### GIVEN DATA
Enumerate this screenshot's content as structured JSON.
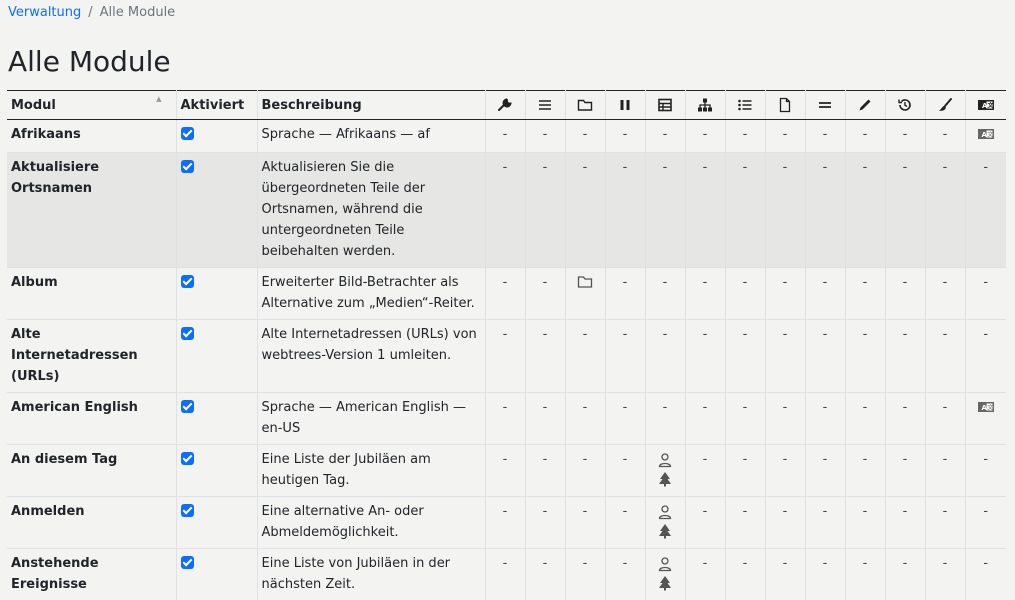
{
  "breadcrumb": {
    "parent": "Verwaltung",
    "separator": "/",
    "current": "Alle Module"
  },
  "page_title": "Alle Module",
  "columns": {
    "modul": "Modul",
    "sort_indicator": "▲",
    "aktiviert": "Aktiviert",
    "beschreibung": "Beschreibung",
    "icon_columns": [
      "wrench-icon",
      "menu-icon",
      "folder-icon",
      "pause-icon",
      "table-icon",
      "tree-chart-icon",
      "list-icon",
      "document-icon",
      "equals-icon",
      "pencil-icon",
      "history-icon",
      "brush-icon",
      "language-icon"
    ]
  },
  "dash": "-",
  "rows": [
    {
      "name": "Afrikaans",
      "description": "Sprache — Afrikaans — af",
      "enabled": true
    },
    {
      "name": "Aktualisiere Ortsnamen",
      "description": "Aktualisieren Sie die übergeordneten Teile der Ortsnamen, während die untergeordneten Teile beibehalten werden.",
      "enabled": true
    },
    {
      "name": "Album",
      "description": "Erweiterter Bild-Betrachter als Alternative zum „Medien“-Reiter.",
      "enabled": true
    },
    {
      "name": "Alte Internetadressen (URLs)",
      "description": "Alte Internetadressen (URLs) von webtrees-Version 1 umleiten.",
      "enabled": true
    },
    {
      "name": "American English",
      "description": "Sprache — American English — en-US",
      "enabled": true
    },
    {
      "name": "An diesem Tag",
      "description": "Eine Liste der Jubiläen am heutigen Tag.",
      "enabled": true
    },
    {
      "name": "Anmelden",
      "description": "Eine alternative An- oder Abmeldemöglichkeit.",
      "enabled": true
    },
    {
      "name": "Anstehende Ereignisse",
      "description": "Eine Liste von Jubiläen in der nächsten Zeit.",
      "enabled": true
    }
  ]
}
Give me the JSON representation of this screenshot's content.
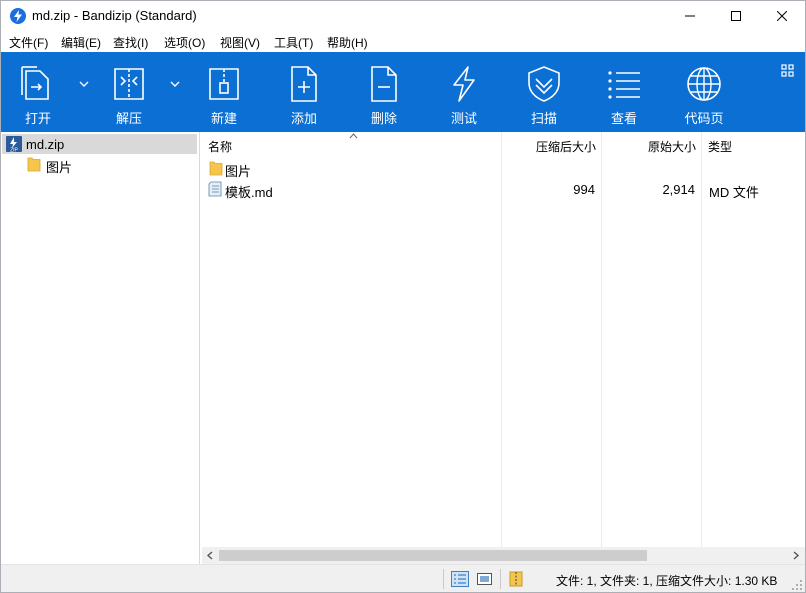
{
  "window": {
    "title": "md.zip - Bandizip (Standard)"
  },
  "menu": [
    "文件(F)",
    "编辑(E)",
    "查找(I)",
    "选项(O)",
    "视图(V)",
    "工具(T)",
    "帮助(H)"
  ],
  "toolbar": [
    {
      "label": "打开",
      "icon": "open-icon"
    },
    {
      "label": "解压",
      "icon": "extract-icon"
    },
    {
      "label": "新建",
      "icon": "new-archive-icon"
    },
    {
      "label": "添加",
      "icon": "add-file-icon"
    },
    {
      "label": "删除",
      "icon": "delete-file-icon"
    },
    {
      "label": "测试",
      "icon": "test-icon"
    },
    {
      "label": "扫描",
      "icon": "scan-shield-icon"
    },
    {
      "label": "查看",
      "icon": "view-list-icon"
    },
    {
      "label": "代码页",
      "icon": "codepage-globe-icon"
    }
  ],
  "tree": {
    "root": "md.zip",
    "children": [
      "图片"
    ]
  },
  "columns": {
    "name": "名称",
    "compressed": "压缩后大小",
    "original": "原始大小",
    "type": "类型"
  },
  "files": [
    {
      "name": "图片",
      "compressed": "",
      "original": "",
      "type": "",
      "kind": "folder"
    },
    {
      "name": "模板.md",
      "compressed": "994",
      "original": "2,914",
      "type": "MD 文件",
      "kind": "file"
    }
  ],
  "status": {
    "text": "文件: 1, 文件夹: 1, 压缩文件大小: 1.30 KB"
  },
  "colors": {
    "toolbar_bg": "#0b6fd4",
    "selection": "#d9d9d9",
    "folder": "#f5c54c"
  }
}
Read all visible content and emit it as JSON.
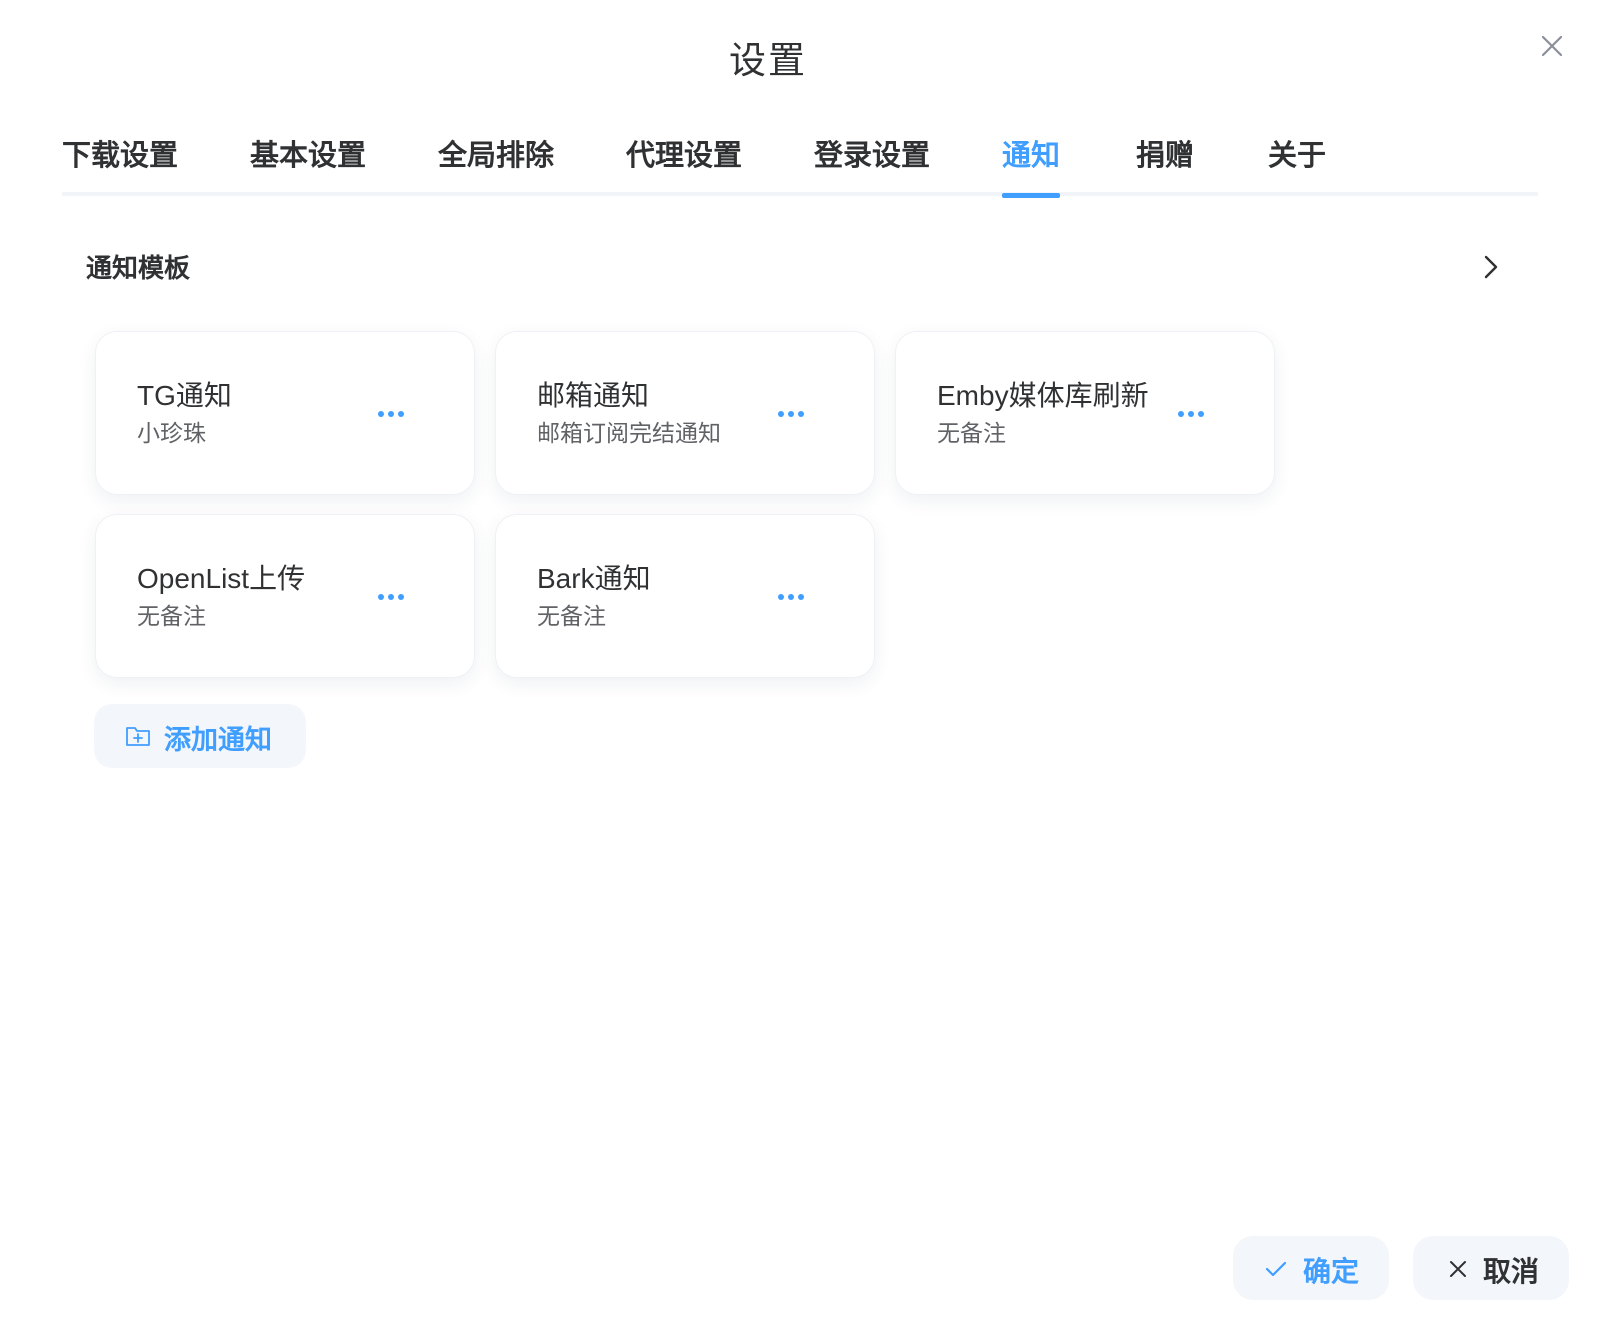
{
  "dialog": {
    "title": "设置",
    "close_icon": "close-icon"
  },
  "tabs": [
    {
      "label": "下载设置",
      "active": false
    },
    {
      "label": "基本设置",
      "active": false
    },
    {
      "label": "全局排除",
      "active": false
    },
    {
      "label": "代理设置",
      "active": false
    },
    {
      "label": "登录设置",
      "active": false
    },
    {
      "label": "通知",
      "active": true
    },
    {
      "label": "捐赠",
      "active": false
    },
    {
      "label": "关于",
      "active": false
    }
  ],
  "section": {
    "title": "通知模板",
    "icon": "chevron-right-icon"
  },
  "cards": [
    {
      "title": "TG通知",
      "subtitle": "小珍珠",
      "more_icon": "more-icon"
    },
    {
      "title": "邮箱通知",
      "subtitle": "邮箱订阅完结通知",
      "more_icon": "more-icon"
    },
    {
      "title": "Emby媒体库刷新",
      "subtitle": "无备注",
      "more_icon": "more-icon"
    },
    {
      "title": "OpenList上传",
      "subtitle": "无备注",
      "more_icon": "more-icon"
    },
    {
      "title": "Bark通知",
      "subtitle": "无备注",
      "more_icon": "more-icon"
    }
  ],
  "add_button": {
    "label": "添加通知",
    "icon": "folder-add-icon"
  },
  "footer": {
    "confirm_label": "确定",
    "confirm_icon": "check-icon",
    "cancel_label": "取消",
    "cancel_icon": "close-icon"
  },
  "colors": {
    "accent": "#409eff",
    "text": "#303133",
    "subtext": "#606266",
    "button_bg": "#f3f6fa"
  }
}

### YOUR OBJECTIVE
Reply with the number of lines in the material above that contain "Afrikaans", and nothing more.

### CORRECT RESULT
2